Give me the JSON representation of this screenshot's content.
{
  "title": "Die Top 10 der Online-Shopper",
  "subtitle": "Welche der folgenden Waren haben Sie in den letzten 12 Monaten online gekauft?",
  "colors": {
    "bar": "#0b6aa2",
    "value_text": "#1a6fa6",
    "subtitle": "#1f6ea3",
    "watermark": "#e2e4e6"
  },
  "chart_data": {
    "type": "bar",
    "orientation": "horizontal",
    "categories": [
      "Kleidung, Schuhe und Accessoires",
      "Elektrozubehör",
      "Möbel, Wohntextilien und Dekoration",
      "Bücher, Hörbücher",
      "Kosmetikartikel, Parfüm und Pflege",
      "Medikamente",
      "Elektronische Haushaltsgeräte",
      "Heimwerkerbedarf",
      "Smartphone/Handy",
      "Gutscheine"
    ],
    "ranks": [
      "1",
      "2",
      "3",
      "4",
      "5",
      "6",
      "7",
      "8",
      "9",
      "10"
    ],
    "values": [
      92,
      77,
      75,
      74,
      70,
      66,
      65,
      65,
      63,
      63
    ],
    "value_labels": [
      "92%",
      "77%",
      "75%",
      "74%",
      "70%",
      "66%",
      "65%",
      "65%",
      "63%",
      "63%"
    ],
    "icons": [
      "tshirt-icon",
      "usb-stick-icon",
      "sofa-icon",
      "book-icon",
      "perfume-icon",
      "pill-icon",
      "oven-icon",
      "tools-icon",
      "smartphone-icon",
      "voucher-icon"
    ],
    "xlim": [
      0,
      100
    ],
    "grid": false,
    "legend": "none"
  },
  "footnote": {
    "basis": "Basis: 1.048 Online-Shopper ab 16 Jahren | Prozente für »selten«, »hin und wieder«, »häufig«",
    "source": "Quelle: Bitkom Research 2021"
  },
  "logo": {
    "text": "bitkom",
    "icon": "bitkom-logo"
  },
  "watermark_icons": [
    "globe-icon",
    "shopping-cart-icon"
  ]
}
+++++
> [Stated goal] Copy every line of the listing that includes the string "Shopper".

> [Answer for the task]
  "title": "Die Top 10 der Online-Shopper",
    "basis": "Basis: 1.048 Online-Shopper ab 16 Jahren | Prozente für »selten«, »hin und wieder«, »häufig«",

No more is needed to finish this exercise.